▸ **What is being asked**
Review the material line by line. Identify and copy every line that contains the string "jungle".

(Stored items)
□ □ □ □ □
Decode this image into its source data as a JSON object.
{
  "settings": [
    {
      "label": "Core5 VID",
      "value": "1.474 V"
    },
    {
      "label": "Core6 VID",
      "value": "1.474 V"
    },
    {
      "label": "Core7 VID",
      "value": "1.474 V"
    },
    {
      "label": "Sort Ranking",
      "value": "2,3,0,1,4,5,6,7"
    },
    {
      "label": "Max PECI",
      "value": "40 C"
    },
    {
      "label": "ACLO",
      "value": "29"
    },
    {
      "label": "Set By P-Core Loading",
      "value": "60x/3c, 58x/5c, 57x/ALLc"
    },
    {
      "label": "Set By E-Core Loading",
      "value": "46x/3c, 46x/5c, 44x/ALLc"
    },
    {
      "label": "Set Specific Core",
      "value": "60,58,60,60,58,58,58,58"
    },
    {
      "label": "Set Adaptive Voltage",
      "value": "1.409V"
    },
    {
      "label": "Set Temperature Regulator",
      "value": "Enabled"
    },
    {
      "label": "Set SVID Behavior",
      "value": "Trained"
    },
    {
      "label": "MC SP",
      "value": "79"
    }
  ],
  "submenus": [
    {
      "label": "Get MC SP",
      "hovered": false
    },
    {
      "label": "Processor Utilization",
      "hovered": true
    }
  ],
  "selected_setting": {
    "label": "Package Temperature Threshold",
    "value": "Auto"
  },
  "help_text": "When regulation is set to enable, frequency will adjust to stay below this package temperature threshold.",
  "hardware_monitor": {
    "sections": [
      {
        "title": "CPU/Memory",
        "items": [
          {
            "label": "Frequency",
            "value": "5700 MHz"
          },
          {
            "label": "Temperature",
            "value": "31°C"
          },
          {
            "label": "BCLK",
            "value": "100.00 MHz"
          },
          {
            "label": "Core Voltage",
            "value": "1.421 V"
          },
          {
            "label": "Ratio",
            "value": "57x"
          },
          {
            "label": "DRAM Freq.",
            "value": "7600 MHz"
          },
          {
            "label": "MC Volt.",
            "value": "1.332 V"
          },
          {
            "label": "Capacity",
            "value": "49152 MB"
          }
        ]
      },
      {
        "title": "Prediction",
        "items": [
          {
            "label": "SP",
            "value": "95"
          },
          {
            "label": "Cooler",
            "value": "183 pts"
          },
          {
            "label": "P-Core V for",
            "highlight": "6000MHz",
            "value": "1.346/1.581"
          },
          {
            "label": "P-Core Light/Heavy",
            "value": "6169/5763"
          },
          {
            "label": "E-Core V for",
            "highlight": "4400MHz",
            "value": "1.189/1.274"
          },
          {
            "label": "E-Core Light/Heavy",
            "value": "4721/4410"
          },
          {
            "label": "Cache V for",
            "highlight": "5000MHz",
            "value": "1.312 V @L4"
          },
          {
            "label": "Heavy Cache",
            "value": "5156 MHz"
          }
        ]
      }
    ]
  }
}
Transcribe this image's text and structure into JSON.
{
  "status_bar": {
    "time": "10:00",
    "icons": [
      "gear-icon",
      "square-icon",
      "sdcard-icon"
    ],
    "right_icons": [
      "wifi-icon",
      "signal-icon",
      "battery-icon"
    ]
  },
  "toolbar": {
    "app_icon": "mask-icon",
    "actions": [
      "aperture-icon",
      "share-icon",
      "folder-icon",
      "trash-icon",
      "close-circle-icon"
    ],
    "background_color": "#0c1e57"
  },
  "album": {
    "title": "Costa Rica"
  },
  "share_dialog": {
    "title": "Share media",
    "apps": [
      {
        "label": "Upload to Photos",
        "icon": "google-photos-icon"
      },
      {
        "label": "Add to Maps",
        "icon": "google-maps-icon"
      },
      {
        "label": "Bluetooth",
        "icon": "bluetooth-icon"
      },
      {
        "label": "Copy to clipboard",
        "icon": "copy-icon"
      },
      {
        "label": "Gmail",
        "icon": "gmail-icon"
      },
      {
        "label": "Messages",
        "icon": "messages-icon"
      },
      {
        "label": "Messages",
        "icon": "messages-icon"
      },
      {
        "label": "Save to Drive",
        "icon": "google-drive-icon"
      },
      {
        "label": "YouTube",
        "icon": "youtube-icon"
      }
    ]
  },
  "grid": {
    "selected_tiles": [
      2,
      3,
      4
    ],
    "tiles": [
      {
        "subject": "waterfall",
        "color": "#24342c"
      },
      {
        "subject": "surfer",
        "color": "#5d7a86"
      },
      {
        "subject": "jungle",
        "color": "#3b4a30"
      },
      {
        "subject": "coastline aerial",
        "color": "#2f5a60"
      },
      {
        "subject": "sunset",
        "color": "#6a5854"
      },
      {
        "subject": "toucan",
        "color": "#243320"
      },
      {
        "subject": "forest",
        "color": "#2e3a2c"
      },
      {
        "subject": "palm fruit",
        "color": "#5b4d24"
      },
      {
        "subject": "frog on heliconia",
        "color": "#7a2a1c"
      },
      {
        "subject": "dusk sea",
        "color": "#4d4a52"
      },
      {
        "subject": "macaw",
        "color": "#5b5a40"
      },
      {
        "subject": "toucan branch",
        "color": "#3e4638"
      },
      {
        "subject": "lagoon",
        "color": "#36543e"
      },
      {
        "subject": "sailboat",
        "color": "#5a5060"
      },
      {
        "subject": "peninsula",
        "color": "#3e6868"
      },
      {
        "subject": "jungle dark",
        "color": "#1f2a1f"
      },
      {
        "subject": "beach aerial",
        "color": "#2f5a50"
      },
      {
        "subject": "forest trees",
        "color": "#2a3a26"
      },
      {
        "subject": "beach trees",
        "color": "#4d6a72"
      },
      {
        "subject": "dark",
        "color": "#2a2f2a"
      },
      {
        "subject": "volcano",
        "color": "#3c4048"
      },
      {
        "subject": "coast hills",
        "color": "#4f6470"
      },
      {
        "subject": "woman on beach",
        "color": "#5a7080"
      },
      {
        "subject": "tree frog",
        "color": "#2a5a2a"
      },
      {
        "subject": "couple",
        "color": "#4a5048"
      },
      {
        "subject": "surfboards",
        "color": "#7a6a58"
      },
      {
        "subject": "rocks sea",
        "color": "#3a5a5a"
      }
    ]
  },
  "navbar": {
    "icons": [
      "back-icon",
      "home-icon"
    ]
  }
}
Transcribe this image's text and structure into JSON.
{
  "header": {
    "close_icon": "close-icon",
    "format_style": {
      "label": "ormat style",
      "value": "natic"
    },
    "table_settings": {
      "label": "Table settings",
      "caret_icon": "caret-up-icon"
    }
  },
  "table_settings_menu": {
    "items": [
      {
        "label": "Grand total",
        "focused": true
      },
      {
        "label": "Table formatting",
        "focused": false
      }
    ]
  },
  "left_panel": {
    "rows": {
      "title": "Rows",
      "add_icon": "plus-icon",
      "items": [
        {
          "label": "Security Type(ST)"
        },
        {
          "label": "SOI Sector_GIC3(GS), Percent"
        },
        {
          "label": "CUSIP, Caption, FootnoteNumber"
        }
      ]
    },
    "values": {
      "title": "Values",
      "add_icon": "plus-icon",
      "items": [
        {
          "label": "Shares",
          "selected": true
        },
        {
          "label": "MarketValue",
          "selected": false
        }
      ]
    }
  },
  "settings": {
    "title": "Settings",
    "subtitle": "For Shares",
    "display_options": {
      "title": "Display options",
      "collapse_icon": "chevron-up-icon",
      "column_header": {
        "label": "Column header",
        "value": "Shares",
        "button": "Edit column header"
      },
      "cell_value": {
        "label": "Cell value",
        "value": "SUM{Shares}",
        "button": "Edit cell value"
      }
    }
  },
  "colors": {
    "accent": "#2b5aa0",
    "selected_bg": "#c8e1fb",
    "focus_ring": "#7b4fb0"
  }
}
□ □ □ □ □
▸ **Solved exercise**
        "subject": "jungle",
        "subject": "jungle dark",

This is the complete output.